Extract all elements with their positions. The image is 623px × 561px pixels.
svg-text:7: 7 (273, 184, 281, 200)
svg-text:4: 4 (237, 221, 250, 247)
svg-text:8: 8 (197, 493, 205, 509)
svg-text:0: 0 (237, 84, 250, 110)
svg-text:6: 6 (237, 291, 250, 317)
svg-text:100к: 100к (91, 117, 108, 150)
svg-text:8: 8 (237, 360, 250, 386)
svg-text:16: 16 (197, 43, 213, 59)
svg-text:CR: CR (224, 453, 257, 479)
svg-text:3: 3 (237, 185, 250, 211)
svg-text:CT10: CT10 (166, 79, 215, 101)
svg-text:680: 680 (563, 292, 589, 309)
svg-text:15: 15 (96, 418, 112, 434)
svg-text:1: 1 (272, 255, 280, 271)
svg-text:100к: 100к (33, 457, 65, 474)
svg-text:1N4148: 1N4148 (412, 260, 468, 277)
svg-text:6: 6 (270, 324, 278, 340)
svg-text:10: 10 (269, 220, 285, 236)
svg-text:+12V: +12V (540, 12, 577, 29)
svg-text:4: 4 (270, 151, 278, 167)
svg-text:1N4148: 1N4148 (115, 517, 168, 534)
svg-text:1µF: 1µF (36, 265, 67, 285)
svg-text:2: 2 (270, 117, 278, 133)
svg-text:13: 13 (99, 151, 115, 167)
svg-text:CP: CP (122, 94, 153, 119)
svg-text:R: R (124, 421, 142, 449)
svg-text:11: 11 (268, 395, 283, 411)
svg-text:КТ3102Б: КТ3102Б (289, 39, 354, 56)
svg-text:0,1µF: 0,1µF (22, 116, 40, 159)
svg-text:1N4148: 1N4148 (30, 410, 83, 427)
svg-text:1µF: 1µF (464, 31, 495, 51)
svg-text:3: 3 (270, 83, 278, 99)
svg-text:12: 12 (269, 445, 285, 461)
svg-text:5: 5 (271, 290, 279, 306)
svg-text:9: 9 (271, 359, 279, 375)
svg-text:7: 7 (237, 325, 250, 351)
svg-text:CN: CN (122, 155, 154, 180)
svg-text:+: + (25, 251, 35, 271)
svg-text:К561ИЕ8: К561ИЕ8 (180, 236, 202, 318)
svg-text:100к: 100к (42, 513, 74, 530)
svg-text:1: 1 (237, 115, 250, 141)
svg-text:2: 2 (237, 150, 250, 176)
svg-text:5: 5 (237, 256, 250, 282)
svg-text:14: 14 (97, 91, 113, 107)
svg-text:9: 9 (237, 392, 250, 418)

[Given exercise] Reproduce every row above verbatim, in the same order, with no changes to any character.

[Exercise response]
Extract all elements with their positions. The image is 623px × 561px pixels.
svg-text:7: 7 (273, 184, 281, 200)
svg-text:4: 4 (237, 221, 250, 247)
svg-text:8: 8 (197, 493, 205, 509)
svg-text:0: 0 (237, 84, 250, 110)
svg-text:6: 6 (237, 291, 250, 317)
svg-text:100к: 100к (91, 117, 108, 150)
svg-text:8: 8 (237, 360, 250, 386)
svg-text:16: 16 (197, 43, 213, 59)
svg-text:CR: CR (224, 453, 257, 479)
svg-text:3: 3 (237, 185, 250, 211)
svg-text:CT10: CT10 (166, 79, 215, 101)
svg-text:680: 680 (563, 292, 589, 309)
svg-text:15: 15 (96, 418, 112, 434)
svg-text:1: 1 (272, 255, 280, 271)
svg-text:100к: 100к (33, 457, 65, 474)
svg-text:1N4148: 1N4148 (412, 260, 468, 277)
svg-text:6: 6 (270, 324, 278, 340)
svg-text:10: 10 (269, 220, 285, 236)
svg-text:+12V: +12V (540, 12, 577, 29)
svg-text:4: 4 (270, 151, 278, 167)
svg-text:1N4148: 1N4148 (115, 517, 168, 534)
svg-text:1µF: 1µF (36, 265, 67, 285)
svg-text:2: 2 (270, 117, 278, 133)
svg-text:13: 13 (99, 151, 115, 167)
svg-text:CP: CP (122, 94, 153, 119)
svg-text:R: R (124, 421, 142, 449)
svg-text:11: 11 (268, 395, 283, 411)
svg-text:КТ3102Б: КТ3102Б (289, 39, 354, 56)
svg-text:0,1µF: 0,1µF (22, 116, 40, 159)
svg-text:1N4148: 1N4148 (30, 410, 83, 427)
svg-text:1µF: 1µF (464, 31, 495, 51)
svg-text:3: 3 (270, 83, 278, 99)
svg-text:12: 12 (269, 445, 285, 461)
svg-text:5: 5 (271, 290, 279, 306)
svg-text:9: 9 (271, 359, 279, 375)
svg-text:7: 7 (237, 325, 250, 351)
svg-text:CN: CN (122, 155, 154, 180)
svg-text:+: + (25, 251, 35, 271)
svg-text:К561ИЕ8: К561ИЕ8 (180, 236, 202, 318)
svg-text:100к: 100к (42, 513, 74, 530)
svg-text:1: 1 (237, 115, 250, 141)
svg-text:2: 2 (237, 150, 250, 176)
svg-text:5: 5 (237, 256, 250, 282)
svg-text:14: 14 (97, 91, 113, 107)
svg-text:9: 9 (237, 392, 250, 418)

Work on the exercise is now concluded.